MATERIAL FOR THE TASK —
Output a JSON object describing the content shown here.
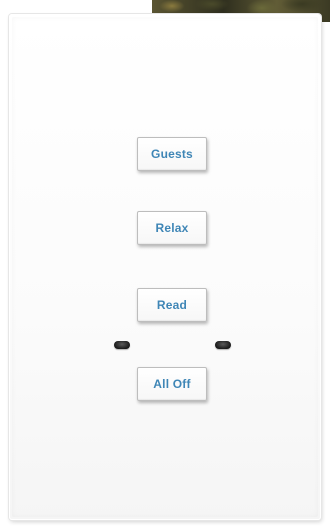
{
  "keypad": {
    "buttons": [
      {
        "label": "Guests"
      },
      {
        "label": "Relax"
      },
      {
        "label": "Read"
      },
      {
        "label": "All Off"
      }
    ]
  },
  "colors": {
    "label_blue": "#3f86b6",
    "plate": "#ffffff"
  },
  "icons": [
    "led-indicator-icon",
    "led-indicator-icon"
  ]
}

---

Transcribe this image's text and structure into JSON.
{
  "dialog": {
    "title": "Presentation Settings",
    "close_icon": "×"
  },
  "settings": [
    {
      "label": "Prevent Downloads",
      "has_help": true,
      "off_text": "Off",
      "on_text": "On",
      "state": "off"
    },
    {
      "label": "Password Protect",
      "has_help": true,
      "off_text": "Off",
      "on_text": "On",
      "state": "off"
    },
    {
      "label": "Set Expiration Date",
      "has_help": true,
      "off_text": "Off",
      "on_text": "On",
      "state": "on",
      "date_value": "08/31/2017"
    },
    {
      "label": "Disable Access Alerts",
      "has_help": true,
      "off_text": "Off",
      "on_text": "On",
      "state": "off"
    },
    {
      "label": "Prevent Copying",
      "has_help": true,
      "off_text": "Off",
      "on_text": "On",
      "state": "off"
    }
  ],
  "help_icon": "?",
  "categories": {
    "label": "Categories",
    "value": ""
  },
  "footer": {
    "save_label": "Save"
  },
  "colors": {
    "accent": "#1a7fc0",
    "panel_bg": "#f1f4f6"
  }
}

DO THIS —
Go through the records and gather the lines that hold "indicator".

TASK OUTPUT —
    "led-indicator-icon",
    "led-indicator-icon"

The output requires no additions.